**Directive**
In the listing below, pick out lines with "page".

**Records for this exercise**
— Begin —

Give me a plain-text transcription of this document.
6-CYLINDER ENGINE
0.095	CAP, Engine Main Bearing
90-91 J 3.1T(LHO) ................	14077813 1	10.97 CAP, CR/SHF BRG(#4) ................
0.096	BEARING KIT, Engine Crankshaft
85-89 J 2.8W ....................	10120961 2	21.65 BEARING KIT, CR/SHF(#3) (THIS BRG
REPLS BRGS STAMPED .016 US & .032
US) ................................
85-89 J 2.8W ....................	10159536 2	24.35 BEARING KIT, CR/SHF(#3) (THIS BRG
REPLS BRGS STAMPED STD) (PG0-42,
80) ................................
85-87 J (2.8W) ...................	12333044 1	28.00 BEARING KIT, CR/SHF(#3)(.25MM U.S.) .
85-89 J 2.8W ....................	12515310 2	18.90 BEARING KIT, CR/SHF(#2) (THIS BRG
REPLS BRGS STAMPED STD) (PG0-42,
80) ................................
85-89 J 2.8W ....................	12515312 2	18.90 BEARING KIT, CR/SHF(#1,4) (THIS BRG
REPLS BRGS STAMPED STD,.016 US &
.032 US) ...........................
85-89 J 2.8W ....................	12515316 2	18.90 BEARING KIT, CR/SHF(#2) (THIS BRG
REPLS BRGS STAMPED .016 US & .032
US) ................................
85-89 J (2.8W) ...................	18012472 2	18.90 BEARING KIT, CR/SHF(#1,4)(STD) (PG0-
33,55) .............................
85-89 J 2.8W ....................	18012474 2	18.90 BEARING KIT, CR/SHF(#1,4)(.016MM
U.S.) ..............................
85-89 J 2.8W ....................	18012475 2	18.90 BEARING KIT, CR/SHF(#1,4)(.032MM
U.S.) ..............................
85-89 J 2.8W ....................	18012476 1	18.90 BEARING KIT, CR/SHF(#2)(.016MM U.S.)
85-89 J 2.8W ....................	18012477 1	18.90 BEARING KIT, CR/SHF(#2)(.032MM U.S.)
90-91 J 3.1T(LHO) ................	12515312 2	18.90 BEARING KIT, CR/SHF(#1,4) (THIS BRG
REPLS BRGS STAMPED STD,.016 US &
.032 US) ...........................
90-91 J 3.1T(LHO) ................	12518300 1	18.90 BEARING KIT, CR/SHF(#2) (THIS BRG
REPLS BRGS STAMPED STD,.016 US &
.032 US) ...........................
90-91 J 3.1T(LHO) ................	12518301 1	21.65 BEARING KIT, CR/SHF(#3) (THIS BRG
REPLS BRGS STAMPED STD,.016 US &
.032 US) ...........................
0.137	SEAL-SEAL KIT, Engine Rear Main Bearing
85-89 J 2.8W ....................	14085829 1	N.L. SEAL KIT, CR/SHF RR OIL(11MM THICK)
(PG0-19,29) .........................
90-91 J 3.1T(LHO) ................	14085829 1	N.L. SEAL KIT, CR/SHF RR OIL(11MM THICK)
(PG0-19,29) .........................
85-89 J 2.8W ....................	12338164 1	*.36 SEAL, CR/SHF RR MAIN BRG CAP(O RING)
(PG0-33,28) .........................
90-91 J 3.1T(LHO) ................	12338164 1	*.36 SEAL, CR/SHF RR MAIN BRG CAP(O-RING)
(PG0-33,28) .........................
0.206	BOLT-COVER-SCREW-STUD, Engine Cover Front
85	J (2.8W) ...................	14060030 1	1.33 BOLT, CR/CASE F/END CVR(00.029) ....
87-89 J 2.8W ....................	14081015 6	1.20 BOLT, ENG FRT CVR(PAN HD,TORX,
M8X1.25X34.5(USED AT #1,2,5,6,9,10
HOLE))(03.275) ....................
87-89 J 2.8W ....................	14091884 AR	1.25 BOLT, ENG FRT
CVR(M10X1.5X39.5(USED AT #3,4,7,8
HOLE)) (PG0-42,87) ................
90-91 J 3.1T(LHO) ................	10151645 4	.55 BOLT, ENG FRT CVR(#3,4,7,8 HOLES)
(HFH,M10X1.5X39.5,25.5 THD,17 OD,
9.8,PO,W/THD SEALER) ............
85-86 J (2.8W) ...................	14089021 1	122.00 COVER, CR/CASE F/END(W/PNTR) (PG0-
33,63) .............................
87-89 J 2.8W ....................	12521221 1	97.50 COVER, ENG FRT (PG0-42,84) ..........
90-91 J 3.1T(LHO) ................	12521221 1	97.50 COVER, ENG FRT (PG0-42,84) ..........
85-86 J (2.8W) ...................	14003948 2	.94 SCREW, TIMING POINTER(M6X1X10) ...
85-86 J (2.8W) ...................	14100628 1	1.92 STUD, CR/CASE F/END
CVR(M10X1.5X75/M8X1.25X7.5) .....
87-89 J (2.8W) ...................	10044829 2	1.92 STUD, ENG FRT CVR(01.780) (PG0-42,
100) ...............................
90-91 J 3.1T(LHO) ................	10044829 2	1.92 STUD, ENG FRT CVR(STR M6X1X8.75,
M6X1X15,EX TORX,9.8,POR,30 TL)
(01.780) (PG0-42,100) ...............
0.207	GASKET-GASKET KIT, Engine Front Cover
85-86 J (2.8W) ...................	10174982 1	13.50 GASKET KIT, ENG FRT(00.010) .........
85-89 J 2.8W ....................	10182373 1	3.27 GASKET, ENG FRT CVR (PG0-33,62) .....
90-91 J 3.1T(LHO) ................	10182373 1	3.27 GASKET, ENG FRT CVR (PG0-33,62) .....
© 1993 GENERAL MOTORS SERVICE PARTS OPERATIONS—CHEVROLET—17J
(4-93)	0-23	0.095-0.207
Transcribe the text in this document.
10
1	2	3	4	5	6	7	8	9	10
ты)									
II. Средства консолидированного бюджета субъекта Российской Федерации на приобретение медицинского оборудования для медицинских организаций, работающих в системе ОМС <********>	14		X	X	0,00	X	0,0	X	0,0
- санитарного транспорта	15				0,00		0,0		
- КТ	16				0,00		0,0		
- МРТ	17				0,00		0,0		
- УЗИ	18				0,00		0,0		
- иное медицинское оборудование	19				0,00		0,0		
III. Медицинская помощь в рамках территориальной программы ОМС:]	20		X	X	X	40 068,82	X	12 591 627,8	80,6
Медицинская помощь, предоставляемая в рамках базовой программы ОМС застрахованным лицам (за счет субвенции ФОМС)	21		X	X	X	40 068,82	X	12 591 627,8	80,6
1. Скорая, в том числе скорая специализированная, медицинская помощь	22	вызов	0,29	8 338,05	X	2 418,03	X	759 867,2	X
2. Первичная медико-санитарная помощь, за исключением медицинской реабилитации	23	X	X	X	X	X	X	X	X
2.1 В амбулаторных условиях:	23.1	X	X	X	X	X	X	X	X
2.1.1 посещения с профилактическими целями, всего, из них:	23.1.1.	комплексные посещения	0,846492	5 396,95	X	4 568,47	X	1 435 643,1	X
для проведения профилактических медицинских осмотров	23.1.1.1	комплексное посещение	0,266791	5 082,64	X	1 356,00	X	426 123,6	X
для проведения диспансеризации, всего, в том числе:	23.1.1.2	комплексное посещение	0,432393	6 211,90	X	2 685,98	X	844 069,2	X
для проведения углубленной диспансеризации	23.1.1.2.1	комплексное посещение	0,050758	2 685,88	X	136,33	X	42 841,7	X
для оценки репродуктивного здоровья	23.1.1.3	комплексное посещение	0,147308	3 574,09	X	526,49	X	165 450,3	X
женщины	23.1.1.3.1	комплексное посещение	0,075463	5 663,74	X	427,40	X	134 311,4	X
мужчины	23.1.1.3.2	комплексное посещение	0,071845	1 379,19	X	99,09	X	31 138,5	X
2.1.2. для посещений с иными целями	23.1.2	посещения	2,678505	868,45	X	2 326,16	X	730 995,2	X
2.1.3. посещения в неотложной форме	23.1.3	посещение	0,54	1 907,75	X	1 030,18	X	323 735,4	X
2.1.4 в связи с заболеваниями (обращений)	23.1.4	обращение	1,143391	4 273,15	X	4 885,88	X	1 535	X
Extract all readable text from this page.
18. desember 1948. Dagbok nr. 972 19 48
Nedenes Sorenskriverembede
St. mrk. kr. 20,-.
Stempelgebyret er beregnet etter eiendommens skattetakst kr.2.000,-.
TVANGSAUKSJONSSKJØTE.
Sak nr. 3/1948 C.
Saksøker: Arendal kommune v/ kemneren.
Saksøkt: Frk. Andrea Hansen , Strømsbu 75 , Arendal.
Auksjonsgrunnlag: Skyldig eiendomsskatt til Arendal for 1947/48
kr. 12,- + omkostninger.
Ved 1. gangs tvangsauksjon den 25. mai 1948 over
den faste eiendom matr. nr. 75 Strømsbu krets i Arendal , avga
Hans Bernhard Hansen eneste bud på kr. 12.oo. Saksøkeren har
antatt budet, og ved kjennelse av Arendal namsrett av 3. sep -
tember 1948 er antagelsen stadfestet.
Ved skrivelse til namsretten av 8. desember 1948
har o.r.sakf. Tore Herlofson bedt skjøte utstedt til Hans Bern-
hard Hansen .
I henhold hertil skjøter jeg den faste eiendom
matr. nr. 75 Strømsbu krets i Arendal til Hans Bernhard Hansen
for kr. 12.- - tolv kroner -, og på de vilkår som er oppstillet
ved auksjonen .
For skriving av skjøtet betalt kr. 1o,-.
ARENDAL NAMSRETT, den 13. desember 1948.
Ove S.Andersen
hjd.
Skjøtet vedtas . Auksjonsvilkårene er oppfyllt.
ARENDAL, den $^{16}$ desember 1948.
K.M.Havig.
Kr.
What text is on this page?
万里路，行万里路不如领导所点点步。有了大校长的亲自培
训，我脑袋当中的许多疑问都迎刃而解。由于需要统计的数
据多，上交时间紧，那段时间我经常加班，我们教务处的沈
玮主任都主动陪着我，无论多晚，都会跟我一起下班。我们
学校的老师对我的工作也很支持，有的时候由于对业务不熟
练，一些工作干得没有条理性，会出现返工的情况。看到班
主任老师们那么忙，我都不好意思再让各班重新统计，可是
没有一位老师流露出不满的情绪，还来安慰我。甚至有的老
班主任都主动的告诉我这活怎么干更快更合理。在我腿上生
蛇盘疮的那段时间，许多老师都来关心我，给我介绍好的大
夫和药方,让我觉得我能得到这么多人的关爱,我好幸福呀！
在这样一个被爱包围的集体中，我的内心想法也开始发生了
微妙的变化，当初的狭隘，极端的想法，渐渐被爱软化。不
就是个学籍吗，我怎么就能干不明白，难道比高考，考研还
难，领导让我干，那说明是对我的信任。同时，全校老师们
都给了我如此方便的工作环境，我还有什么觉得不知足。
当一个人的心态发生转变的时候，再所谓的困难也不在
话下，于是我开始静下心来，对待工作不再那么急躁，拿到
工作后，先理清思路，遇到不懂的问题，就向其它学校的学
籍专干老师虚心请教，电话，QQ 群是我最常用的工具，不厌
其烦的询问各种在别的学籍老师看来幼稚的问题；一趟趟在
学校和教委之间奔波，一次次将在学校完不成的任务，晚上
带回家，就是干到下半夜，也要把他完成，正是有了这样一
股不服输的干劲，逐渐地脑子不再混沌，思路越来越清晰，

— End —

**Answer to the exercise**
Extract all readable text from this page.
What text is on this page?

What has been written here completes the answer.